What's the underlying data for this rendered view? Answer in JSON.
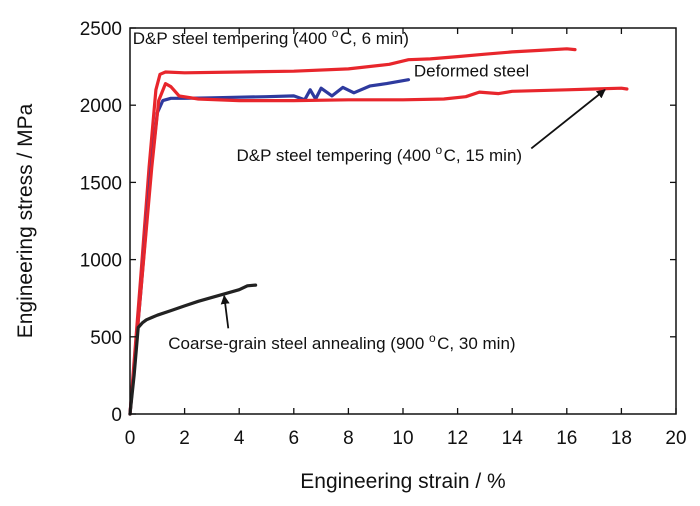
{
  "chart_data": {
    "type": "line",
    "title": "",
    "xlabel": "Engineering strain / %",
    "ylabel": "Engineering stress / MPa",
    "xlim": [
      0,
      20
    ],
    "ylim": [
      0,
      2500
    ],
    "x_ticks": [
      0,
      2,
      4,
      6,
      8,
      10,
      12,
      14,
      16,
      18,
      20
    ],
    "y_ticks": [
      0,
      500,
      1000,
      1500,
      2000,
      2500
    ],
    "grid": false,
    "series": [
      {
        "name": "D&P steel tempering (400 °C, 6 min)",
        "color": "#e8262c",
        "x": [
          0,
          0.4,
          0.7,
          0.95,
          1.1,
          1.3,
          2,
          4,
          6,
          8,
          9.5,
          10.2,
          11,
          12,
          13,
          14,
          15,
          16,
          16.3
        ],
        "y": [
          0,
          900,
          1600,
          2100,
          2200,
          2215,
          2210,
          2215,
          2220,
          2235,
          2265,
          2295,
          2300,
          2315,
          2330,
          2345,
          2355,
          2365,
          2360
        ]
      },
      {
        "name": "Deformed steel",
        "color": "#2e3a9e",
        "x": [
          0,
          0.4,
          0.75,
          1.0,
          1.2,
          1.5,
          2,
          3,
          4,
          5,
          6,
          6.4,
          6.6,
          6.8,
          7.0,
          7.4,
          7.8,
          8.2,
          8.8,
          9.4,
          10.2
        ],
        "y": [
          0,
          800,
          1550,
          1950,
          2030,
          2045,
          2045,
          2048,
          2052,
          2055,
          2060,
          2035,
          2100,
          2040,
          2110,
          2060,
          2115,
          2080,
          2125,
          2140,
          2165
        ]
      },
      {
        "name": "D&P steel tempering (400 °C, 15 min)",
        "color": "#e8262c",
        "x": [
          0,
          0.4,
          0.8,
          1.05,
          1.3,
          1.5,
          1.8,
          2.5,
          4,
          6,
          8,
          10,
          11.5,
          12.3,
          12.8,
          13.5,
          14,
          16,
          17,
          18,
          18.2
        ],
        "y": [
          0,
          800,
          1600,
          2030,
          2140,
          2120,
          2060,
          2040,
          2030,
          2030,
          2035,
          2035,
          2040,
          2055,
          2085,
          2075,
          2090,
          2100,
          2105,
          2110,
          2105
        ]
      },
      {
        "name": "Coarse-grain steel annealing (900 °C, 30 min)",
        "color": "#222222",
        "x": [
          0,
          0.15,
          0.3,
          0.45,
          0.6,
          0.8,
          1,
          1.5,
          2,
          2.5,
          3,
          3.5,
          4,
          4.3,
          4.6
        ],
        "y": [
          0,
          250,
          560,
          590,
          610,
          625,
          640,
          670,
          700,
          730,
          755,
          780,
          805,
          830,
          835
        ]
      }
    ],
    "annotations": [
      {
        "text": "D&P steel tempering (400 °C, 6 min)",
        "x": 0.1,
        "y": 2395
      },
      {
        "text": "Deformed steel",
        "x": 10.4,
        "y": 2185
      },
      {
        "text": "D&P steel tempering (400 °C, 15 min)",
        "x": 3.9,
        "y": 1640
      },
      {
        "text": "Coarse-grain steel annealing (900 °C, 30 min)",
        "x": 1.4,
        "y": 420
      }
    ],
    "arrows": [
      {
        "target": "D&P steel tempering (400 °C, 15 min)",
        "from": [
          14.7,
          1720
        ],
        "to": [
          17.4,
          2100
        ]
      },
      {
        "target": "Coarse-grain steel annealing (900 °C, 30 min)",
        "from": [
          3.6,
          555
        ],
        "to": [
          3.45,
          765
        ]
      }
    ]
  }
}
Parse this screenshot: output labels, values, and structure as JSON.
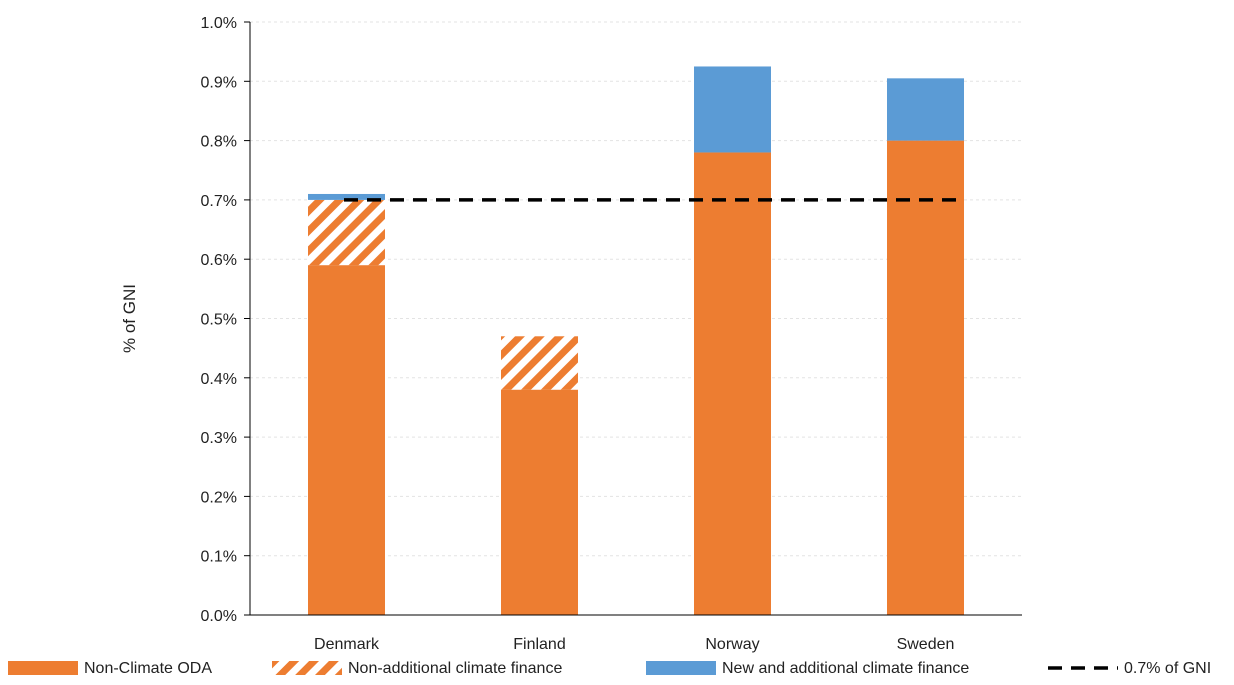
{
  "chart_data": {
    "type": "bar",
    "stacked": true,
    "title": "",
    "xlabel": "",
    "ylabel": "% of GNI",
    "ylim": [
      0,
      1.0
    ],
    "y_ticks": [
      0.0,
      0.1,
      0.2,
      0.3,
      0.4,
      0.5,
      0.6,
      0.7,
      0.8,
      0.9,
      1.0
    ],
    "y_tick_labels": [
      "0.0%",
      "0.1%",
      "0.2%",
      "0.3%",
      "0.4%",
      "0.5%",
      "0.6%",
      "0.7%",
      "0.8%",
      "0.9%",
      "1.0%"
    ],
    "grid": true,
    "legend_position": "bottom",
    "categories": [
      "Denmark",
      "Finland",
      "Norway",
      "Sweden"
    ],
    "series": [
      {
        "name": "Non-Climate ODA",
        "values": [
          0.59,
          0.38,
          0.78,
          0.8
        ],
        "color": "#ED7D31",
        "pattern": "solid"
      },
      {
        "name": "Non-additional climate finance",
        "values": [
          0.11,
          0.09,
          0.0,
          0.0
        ],
        "color": "#ED7D31",
        "pattern": "hatched"
      },
      {
        "name": "New and additional climate finance",
        "values": [
          0.01,
          0.0,
          0.145,
          0.105
        ],
        "color": "#5B9BD5",
        "pattern": "solid"
      }
    ],
    "reference_line": {
      "name": "0.7% of GNI",
      "value": 0.7,
      "color": "#000000",
      "style": "dashed"
    }
  }
}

○ ○ ○ ○ ○

=== REQUIREMENTS ===
The word "ylabel" appears in how many lines of the data? Answer with only the number.

=== OUTPUT OF THE TASK ===
2